The problem » Pull out from the material below all lines with "Berlin".

Records for this exercise »
※
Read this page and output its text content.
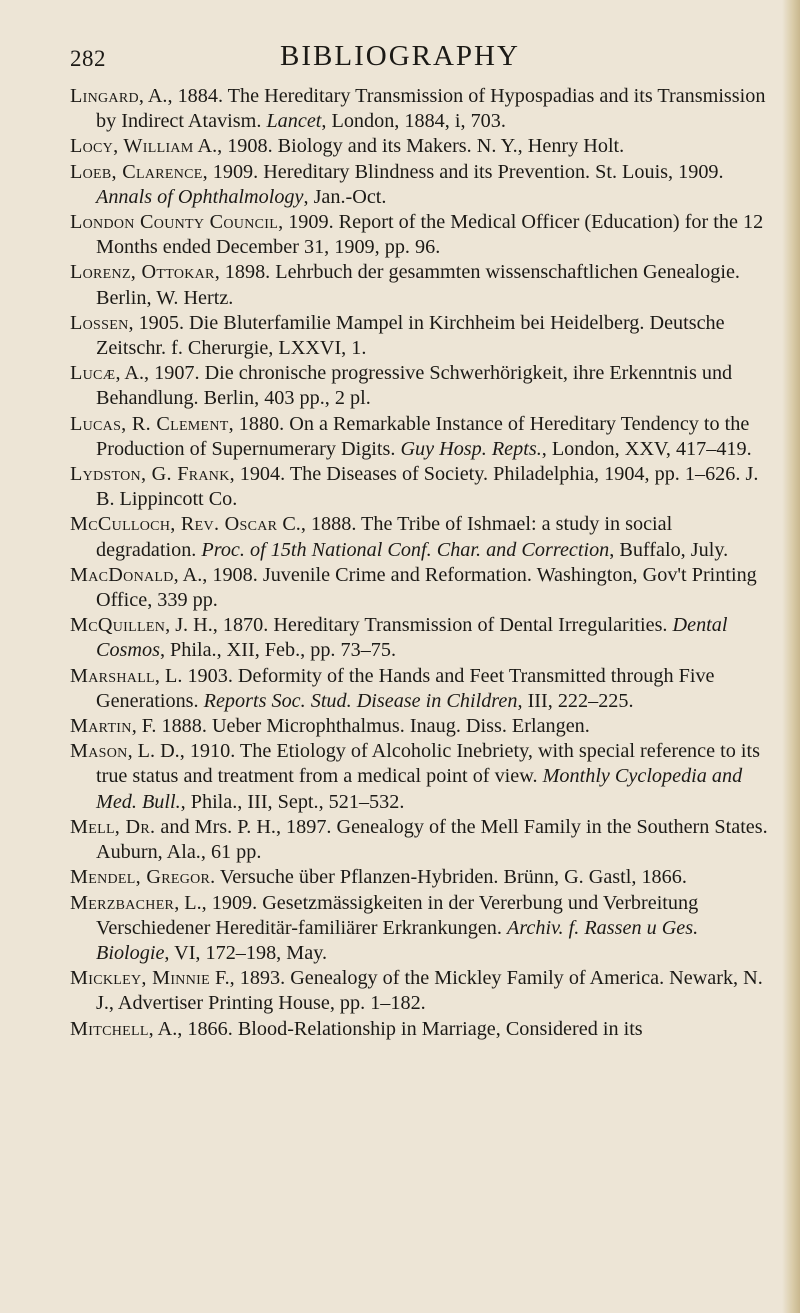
282	BIBLIOGRAPHY

Lingard, A., 1884. The Hereditary Transmission of Hypospadias and its Transmission by Indirect Atavism. Lancet, London, 1884, i, 703.

Locy, William A., 1908. Biology and its Makers. N. Y., Henry Holt.

Loeb, Clarence, 1909. Hereditary Blindness and its Prevention. St. Louis, 1909. Annals of Ophthalmology, Jan.-Oct.

London County Council, 1909. Report of the Medical Officer (Education) for the 12 Months ended December 31, 1909, pp. 96.

Lorenz, Ottokar, 1898. Lehrbuch der gesammten wissenschaftlichen Genealogie. Berlin, W. Hertz.

Lossen, 1905. Die Bluterfamilie Mampel in Kirchheim bei Heidelberg. Deutsche Zeitschr. f. Cherurgie, LXXVI, 1.

Lucæ, A., 1907. Die chronische progressive Schwerhörigkeit, ihre Erkenntnis und Behandlung. Berlin, 403 pp., 2 pl.

Lucas, R. Clement, 1880. On a Remarkable Instance of Hereditary Tendency to the Production of Supernumerary Digits. Guy Hosp. Repts., London, XXV, 417–419.

Lydston, G. Frank, 1904. The Diseases of Society. Philadelphia, 1904, pp. 1–626. J. B. Lippincott Co.

McCulloch, Rev. Oscar C., 1888. The Tribe of Ishmael: a study in social degradation. Proc. of 15th National Conf. Char. and Correction, Buffalo, July.

MacDonald, A., 1908. Juvenile Crime and Reformation. Washington, Gov't Printing Office, 339 pp.

McQuillen, J. H., 1870. Hereditary Transmission of Dental Irregularities. Dental Cosmos, Phila., XII, Feb., pp. 73–75.

Marshall, L. 1903. Deformity of the Hands and Feet Transmitted through Five Generations. Reports Soc. Stud. Disease in Children, III, 222–225.

Martin, F. 1888. Ueber Microphthalmus. Inaug. Diss. Erlangen.

Mason, L. D., 1910. The Etiology of Alcoholic Inebriety, with special reference to its true status and treatment from a medical point of view. Monthly Cyclopedia and Med. Bull., Phila., III, Sept., 521–532.

Mell, Dr. and Mrs. P. H., 1897. Genealogy of the Mell Family in the Southern States. Auburn, Ala., 61 pp.

Mendel, Gregor. Versuche über Pflanzen-Hybriden. Brünn, G. Gastl, 1866.

Merzbacher, L., 1909. Gesetzmässigkeiten in der Vererbung und Verbreitung Verschiedener Hereditär-familiärer Erkrankungen. Archiv. f. Rassen u Ges. Biologie, VI, 172–198, May.

Mickley, Minnie F., 1893. Genealogy of the Mickley Family of America. Newark, N. J., Advertiser Printing House, pp. 1–182.

Mitchell, A., 1866. Blood-Relationship in Marriage, Considered in its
※
Exercise solution »
Lorenz, Ottokar, 1898. Lehrbuch der gesammten wissenschaftlichen Genealogie. Berlin, W. Hertz.
Lucæ, A., 1907. Die chronische progressive Schwerhörigkeit, ihre Erkenntnis und Behandlung. Berlin, 403 pp., 2 pl.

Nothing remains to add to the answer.